Records from a data collection

+ + + + + + +

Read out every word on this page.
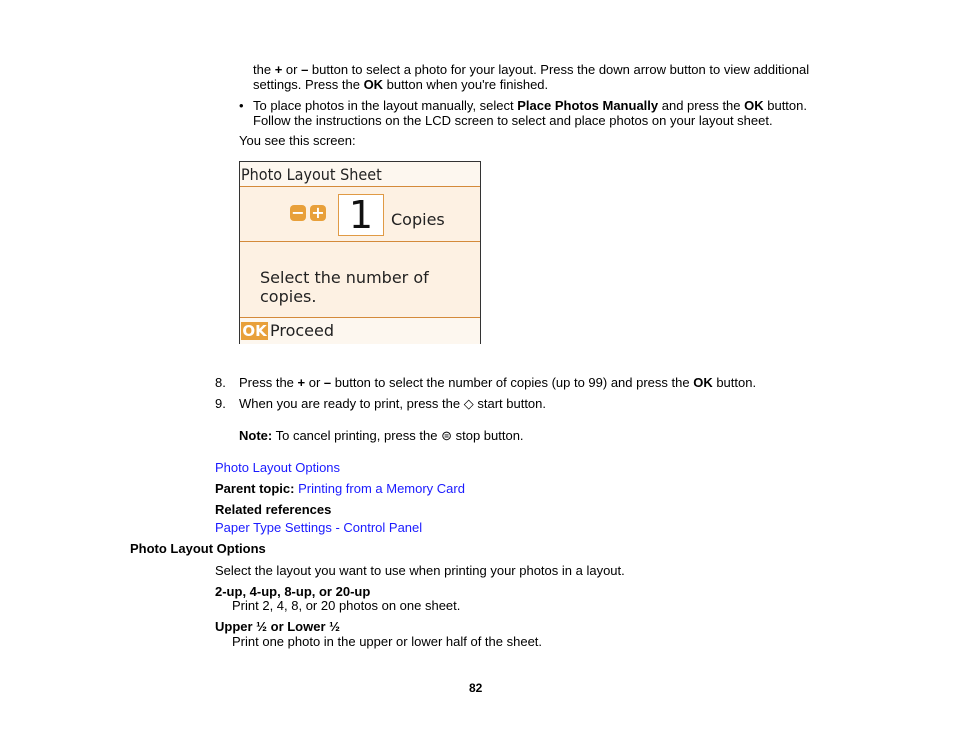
the + or – button to select a photo for your layout. Press the down arrow button to view additional
settings. Press the OK button when you're finished.
• To place photos in the layout manually, select Place Photos Manually and press the OK button.
Follow the instructions on the LCD screen to select and place photos on your layout sheet.
You see this screen:
Photo Layout Sheet
− + 1	Copies
Select the number of copies.
OK Proceed
8. Press the + or – button to select the number of copies (up to 99) and press the OK button.
9. When you are ready to print, press the ◇ start button.
Note: To cancel printing, press the ⊜ stop button.
Photo Layout Options
Parent topic: Printing from a Memory Card
Related references
Paper Type Settings - Control Panel
Photo Layout Options
Select the layout you want to use when printing your photos in a layout.
2-up, 4-up, 8-up, or 20-up
Print 2, 4, 8, or 20 photos on one sheet.
Upper ½ or Lower ½
Print one photo in the upper or lower half of the sheet.
82
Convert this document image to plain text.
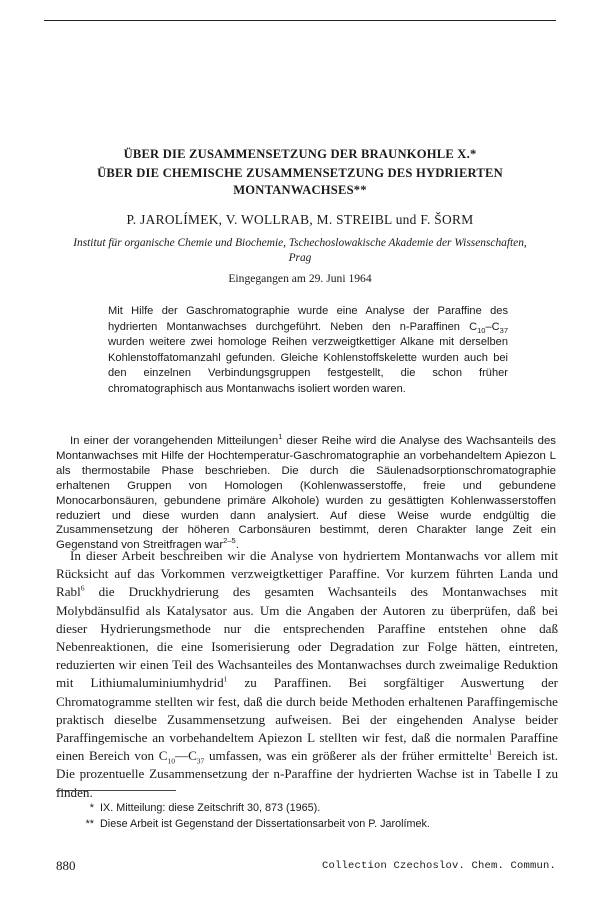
ÜBER DIE ZUSAMMENSETZUNG DER BRAUNKOHLE X.*
ÜBER DIE CHEMISCHE ZUSAMMENSETZUNG DES HYDRIERTEN
MONTANWACHSES**
P. JAROLÍMEK, V. WOLLRAB, M. STREIBL und F. ŠORM
Institut für organische Chemie und Biochemie, Tschechoslowakische Akademie der Wissenschaften,
Prag
Eingegangen am 29. Juni 1964
Mit Hilfe der Gaschromatographie wurde eine Analyse der Paraffine des hydrierten Montanwachses durchgeführt. Neben den n-Paraffinen $C_{10}-C_{37}$ wurden weitere zwei homologe Reihen verzweigtkettiger Alkane mit derselben Kohlenstoffatomanzahl gefunden. Gleiche Kohlenstoffskelette wurden auch bei den einzelnen Verbindungsgruppen festgestellt, die schon früher chromatographisch aus Montanwachs isoliert worden waren.
In einer der vorangehenden Mitteilungen$^1$ dieser Reihe wird die Analyse des Wachsanteils des Montanwachses mit Hilfe der Hochtemperatur-Gaschromatographie an vorbehandeltem Apiezon L als thermostabile Phase beschrieben. Die durch die Säulenadsorptionschromatographie erhaltenen Gruppen von Homologen (Kohlenwasserstoffe, freie und gebundene Monocarbonsäuren, gebundene primäre Alkohole) wurden zu gesättigten Kohlenwasserstoffen reduziert und diese wurden dann analysiert. Auf diese Weise wurde endgültig die Zusammensetzung der höheren Carbonsäuren bestimmt, deren Charakter lange Zeit ein Gegenstand von Streitfragen war$^{2-5}$.
In dieser Arbeit beschreiben wir die Analyse von hydriertem Montanwachs vor allem mit Rücksicht auf das Vorkommen verzweigtkettiger Paraffine. Vor kurzem führten Landa und Rabl$^6$ die Druckhydrierung des gesamten Wachsanteils des Montanwachses mit Molybdänsulfid als Katalysator aus. Um die Angaben der Autoren zu überprüfen, daß bei dieser Hydrierungsmethode nur die entsprechenden Paraffine entstehen ohne daß Nebenreaktionen, die eine Isomerisierung oder Degradation zur Folge hätten, eintreten, reduzierten wir einen Teil des Wachsanteiles des Montanwachses durch zweimalige Reduktion mit Lithiumaluminiumhydrid$^1$ zu Paraffinen. Bei sorgfältiger Auswertung der Chromatogramme stellten wir fest, daß die durch beide Methoden erhaltenen Paraffingemische praktisch dieselbe Zusammensetzung aufweisen. Bei der eingehenden Analyse beider Paraffingemische an vorbehandeltem Apiezon L stellten wir fest, daß die normalen Paraffine einen Bereich von $C_{10}—C_{37}$ umfassen, was ein größerer als der früher ermittelte$^1$ Bereich ist. Die prozentuelle Zusammensetzung der n-Paraffine der hydrierten Wachse ist in Tabelle I zu finden.
* IX. Mitteilung: diese Zeitschrift 30, 873 (1965).
** Diese Arbeit ist Gegenstand der Dissertationsarbeit von P. Jarolímek.
880	Collection Czechoslov. Chem. Commun.
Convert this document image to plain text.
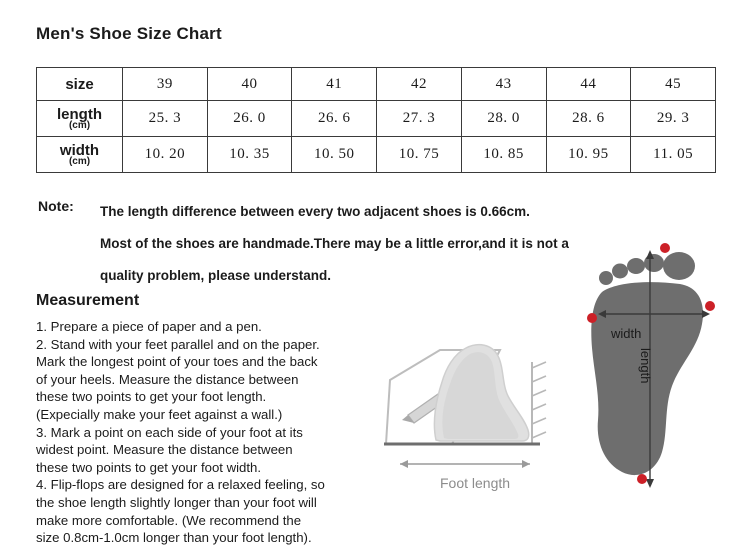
Men's Shoe Size Chart
size	39	40	41	42	43	44	45

length
(cm)	25. 3	26. 0	26. 6	27. 3	28. 0	28. 6	29. 3

width
(cm)	10. 20	10. 35	10. 50	10. 75	10. 85	10. 95	11. 05
Note: The length difference between every two adjacent shoes is 0.66cm.
Most of the shoes are handmade.There may be a little error,and it is not a
quality problem, please understand.
Measurement

1. Prepare a piece of paper and a pen.

2. Stand with your feet parallel and on the paper.

Mark the longest point of your toes and the back

of your heels. Measure the distance between

these two points to get your foot length.

(Expecially make your feet against a wall.)

3. Mark a point on each side of your foot at its

widest point. Measure the distance between

these two points to get your foot width.

4. Flip-flops are designed for a relaxed feeling, so

the shoe length slightly longer than your foot will

make more comfortable. (We recommend the

size 0.8cm-1.0cm longer than your foot length).

Foot length
width
length
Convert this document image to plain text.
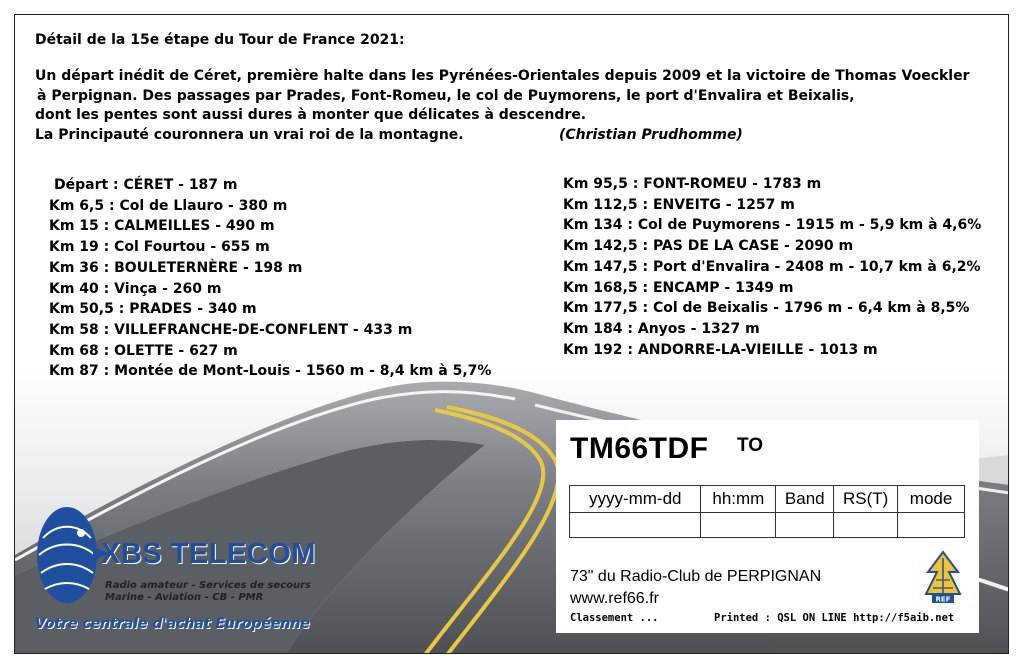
Détail de la 15e étape du Tour de France 2021:
Un départ inédit de Céret, première halte dans les Pyrénées-Orientales depuis 2009 et la victoire de Thomas Voeckler
à Perpignan. Des passages par Prades, Font-Romeu, le col de Puymorens, le port d'Envalira et Beixalis,
dont les pentes sont aussi dures à monter que délicates à descendre.
La Principauté couronnera un vrai roi de la montagne.	(Christian Prudhomme)
Départ : CÉRET - 187 m
Km 6,5 : Col de Llauro - 380 m
Km 15 : CALMEILLES - 490 m
Km 19 : Col Fourtou - 655 m
Km 36 : BOULETERNÈRE - 198 m
Km 40 : Vinça - 260 m
Km 50,5 : PRADES - 340 m
Km 58 : VILLEFRANCHE-DE-CONFLENT - 433 m
Km 68 : OLETTE - 627 m
Km 87 : Montée de Mont-Louis - 1560 m - 8,4 km à 5,7%
Km 95,5 : FONT-ROMEU - 1783 m
Km 112,5 : ENVEITG - 1257 m
Km 134 : Col de Puymorens - 1915 m - 5,9 km à 4,6%
Km 142,5 : PAS DE LA CASE - 2090 m
Km 147,5 : Port d'Envalira - 2408 m - 10,7 km à 6,2%
Km 168,5 : ENCAMP - 1349 m
Km 177,5 : Col de Beixalis - 1796 m - 6,4 km à 8,5%
Km 184 : Anyos - 1327 m
Km 192 : ANDORRE-LA-VIEILLE - 1013 m
TM66TDF TO
yyyy-mm-dd	hh:mm	Band	RS(T)	mode

73" du Radio-Club de PERPIGNAN
www.ref66.fr
Classement ...	Printed : QSL ON LINE http://f5aib.net
REF
XBS TELECOM
Radio amateur - Services de secours
Marine - Aviation - CB - PMR
Votre centrale d'achat Européenne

+ + + + + + +

— Job —
Report all lines of the data above that include the string "every".

— Answer to the problem —
Read out every word on this page.
Note: The length difference between every two adjacent shoes is 0.66cm.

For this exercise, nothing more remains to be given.